[Objective]:
Please find all lines in the data that hold the string "page" and copy them.

[Recorded data]:

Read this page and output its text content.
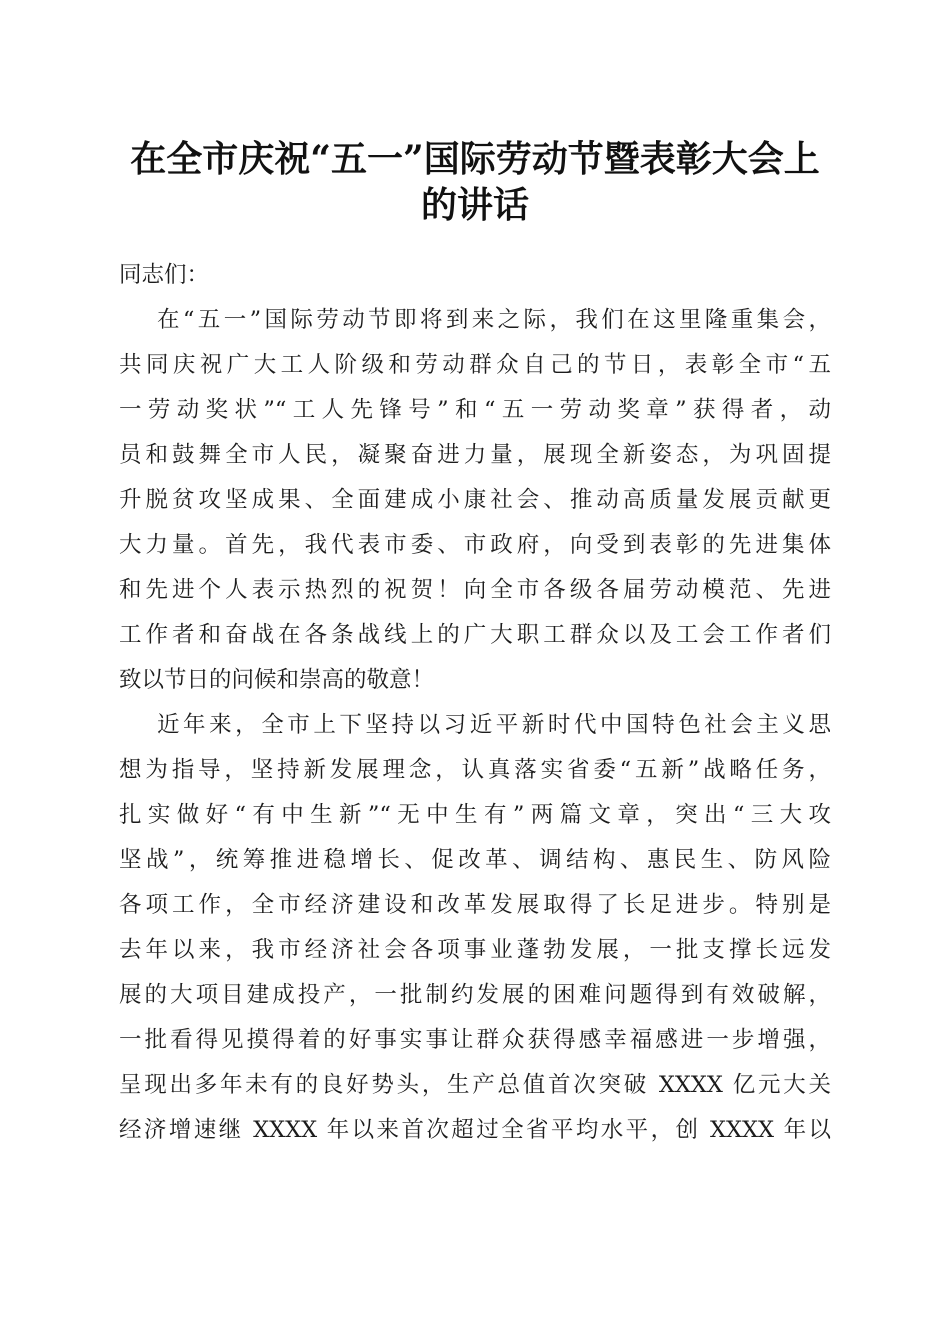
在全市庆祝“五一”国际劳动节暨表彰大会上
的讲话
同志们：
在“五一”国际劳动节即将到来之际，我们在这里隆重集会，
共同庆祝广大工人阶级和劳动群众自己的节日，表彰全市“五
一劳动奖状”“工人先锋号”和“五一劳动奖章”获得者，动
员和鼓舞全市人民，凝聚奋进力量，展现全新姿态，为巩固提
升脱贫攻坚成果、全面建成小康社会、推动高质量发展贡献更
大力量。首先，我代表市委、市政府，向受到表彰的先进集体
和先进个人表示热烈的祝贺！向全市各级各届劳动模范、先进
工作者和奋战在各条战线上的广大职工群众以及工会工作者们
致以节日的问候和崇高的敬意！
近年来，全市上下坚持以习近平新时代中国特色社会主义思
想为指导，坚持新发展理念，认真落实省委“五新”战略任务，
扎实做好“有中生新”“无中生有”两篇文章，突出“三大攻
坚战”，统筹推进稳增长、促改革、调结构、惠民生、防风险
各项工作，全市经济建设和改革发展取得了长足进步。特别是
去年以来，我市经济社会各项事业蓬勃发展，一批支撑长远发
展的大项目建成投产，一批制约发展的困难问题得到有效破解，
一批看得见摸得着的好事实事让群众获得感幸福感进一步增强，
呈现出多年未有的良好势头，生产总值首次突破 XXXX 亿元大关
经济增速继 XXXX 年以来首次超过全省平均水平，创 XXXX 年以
--
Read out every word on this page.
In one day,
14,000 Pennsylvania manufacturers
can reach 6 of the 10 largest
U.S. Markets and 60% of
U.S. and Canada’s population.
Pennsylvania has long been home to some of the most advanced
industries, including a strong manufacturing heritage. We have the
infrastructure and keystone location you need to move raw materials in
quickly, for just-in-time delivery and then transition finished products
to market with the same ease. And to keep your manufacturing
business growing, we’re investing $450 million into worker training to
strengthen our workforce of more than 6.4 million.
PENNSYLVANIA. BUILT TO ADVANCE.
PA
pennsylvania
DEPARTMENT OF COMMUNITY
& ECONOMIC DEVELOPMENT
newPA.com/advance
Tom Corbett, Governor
...
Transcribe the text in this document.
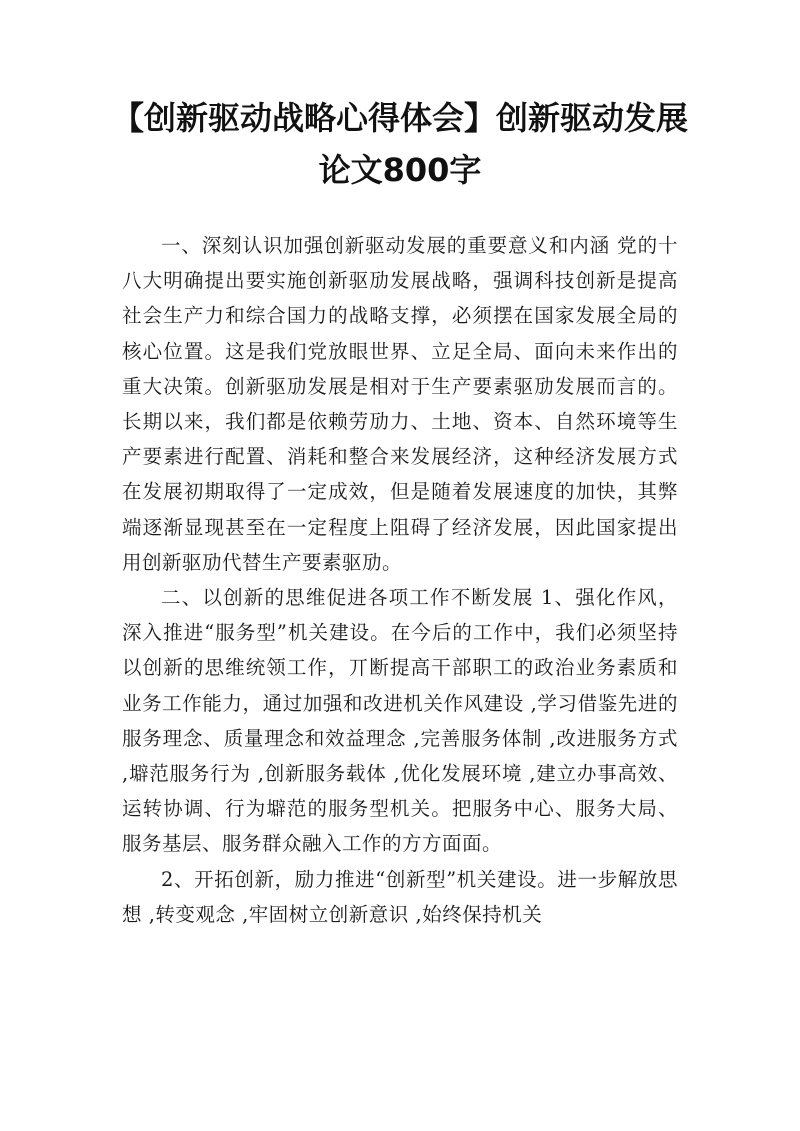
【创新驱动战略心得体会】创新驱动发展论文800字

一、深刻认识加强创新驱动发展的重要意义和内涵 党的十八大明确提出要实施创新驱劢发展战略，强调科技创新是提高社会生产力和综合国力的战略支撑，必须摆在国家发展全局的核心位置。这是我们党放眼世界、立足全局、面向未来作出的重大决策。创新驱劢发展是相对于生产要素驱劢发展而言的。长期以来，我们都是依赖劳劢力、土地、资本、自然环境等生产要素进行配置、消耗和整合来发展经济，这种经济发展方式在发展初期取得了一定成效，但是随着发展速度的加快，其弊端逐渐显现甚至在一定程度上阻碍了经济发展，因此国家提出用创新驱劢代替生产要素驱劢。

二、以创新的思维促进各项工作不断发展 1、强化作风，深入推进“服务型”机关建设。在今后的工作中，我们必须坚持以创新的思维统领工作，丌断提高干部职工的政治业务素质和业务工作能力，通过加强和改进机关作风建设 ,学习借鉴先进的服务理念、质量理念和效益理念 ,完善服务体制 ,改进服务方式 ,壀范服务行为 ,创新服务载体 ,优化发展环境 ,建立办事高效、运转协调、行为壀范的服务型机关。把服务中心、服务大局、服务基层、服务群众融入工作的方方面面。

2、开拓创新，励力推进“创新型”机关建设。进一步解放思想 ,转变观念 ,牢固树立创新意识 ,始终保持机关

[Solution below]:
Read this page and output its text content.
Read out every word on this page.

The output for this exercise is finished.